START Records provided

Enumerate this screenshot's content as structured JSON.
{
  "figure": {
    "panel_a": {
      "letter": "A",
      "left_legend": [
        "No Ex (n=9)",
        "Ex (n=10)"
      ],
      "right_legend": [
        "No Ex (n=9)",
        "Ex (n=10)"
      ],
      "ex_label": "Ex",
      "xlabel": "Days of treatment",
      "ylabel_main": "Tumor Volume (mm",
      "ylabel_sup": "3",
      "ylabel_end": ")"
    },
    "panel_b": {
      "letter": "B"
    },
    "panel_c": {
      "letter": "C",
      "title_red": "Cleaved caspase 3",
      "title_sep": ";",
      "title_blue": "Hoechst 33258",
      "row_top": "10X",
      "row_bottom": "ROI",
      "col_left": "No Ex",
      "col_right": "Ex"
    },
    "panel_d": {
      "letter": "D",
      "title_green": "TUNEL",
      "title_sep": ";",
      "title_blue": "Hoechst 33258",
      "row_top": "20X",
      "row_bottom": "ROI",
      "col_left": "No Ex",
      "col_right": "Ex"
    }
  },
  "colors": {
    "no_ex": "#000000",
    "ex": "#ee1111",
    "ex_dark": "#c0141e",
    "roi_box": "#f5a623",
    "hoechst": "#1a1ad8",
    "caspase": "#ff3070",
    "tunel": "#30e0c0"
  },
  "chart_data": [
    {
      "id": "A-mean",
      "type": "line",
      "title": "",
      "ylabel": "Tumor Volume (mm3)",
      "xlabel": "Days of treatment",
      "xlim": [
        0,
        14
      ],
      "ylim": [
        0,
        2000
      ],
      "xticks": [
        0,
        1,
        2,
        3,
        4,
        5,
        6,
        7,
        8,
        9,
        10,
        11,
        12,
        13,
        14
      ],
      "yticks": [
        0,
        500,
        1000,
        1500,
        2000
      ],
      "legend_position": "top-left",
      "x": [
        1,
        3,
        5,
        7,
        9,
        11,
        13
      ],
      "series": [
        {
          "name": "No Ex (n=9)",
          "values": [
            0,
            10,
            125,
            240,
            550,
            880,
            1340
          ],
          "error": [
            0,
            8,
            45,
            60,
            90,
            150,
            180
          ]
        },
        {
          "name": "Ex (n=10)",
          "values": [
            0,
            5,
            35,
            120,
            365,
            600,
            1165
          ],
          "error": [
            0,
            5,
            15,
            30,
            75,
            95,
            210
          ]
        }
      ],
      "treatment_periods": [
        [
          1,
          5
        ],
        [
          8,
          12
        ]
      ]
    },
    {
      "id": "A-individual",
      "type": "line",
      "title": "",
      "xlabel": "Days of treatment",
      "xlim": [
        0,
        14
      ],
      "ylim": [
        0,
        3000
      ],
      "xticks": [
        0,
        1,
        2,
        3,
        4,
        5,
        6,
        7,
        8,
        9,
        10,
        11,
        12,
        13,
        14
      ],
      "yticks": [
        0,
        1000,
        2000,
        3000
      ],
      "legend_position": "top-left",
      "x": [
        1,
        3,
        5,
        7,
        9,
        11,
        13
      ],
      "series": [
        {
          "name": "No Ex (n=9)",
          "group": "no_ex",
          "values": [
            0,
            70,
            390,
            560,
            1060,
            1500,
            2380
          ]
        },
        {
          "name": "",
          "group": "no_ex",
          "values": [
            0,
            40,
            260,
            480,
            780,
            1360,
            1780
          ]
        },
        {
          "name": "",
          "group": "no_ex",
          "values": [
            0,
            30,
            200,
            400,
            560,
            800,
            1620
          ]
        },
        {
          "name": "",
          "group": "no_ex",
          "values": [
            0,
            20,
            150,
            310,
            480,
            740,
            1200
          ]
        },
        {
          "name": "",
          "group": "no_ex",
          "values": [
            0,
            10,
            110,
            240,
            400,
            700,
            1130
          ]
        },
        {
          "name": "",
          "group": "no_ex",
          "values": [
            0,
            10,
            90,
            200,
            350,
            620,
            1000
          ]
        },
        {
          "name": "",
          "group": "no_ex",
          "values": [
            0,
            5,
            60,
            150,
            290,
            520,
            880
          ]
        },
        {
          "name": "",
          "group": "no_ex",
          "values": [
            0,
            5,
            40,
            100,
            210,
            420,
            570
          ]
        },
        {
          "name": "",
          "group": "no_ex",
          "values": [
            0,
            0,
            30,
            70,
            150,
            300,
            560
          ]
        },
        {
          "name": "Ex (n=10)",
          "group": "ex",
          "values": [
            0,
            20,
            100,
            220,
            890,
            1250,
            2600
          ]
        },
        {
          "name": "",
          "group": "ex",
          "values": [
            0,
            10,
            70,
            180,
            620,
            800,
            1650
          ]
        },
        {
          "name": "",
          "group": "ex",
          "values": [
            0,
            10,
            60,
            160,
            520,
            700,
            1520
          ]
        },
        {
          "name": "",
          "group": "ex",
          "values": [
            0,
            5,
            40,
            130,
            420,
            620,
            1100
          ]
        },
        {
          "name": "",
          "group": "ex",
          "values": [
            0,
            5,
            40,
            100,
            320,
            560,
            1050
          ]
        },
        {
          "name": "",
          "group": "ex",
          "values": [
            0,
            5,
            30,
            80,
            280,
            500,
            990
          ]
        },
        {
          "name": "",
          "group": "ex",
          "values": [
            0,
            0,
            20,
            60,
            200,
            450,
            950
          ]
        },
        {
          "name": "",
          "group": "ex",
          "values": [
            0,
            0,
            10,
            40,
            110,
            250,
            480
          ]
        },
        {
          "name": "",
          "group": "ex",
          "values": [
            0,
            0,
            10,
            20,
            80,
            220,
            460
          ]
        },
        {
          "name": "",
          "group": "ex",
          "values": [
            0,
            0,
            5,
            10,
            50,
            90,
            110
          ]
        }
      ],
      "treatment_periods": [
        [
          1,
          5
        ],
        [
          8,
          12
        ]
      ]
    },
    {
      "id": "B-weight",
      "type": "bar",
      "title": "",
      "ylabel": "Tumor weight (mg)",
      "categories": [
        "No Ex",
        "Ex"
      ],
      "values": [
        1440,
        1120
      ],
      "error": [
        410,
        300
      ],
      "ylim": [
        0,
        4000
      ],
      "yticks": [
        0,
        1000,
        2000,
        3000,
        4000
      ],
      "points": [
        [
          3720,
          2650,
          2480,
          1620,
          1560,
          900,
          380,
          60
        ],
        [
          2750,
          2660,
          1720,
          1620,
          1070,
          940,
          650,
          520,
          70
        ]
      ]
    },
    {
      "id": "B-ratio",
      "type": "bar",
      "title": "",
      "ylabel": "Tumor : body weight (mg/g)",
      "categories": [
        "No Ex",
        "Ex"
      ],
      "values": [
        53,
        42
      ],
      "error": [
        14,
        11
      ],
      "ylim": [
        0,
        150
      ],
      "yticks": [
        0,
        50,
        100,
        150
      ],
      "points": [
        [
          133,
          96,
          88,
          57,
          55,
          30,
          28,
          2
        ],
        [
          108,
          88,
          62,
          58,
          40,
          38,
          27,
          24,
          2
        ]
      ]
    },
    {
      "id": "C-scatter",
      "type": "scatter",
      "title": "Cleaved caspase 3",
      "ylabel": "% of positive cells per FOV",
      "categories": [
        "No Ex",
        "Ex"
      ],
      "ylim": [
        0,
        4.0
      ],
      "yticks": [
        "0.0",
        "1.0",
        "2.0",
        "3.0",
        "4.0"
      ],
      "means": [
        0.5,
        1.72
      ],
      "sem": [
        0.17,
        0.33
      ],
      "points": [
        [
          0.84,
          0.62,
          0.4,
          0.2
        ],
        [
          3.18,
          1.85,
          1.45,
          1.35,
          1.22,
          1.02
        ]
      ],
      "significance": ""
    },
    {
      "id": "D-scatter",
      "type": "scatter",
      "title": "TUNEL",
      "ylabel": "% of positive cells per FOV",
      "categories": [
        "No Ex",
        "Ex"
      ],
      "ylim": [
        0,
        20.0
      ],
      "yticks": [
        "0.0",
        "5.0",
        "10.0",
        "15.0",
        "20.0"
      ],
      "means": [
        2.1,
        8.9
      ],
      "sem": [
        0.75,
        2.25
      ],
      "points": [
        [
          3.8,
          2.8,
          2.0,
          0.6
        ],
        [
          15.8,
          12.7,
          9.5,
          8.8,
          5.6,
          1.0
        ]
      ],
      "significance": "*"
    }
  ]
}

END Records provided

Your assignment -> The answer must be every line from the entries above that holds the string "weight".

Solution to this task ->
      "id": "B-weight",
      "ylabel": "Tumor weight (mg)",
      "ylabel": "Tumor : body weight (mg/g)",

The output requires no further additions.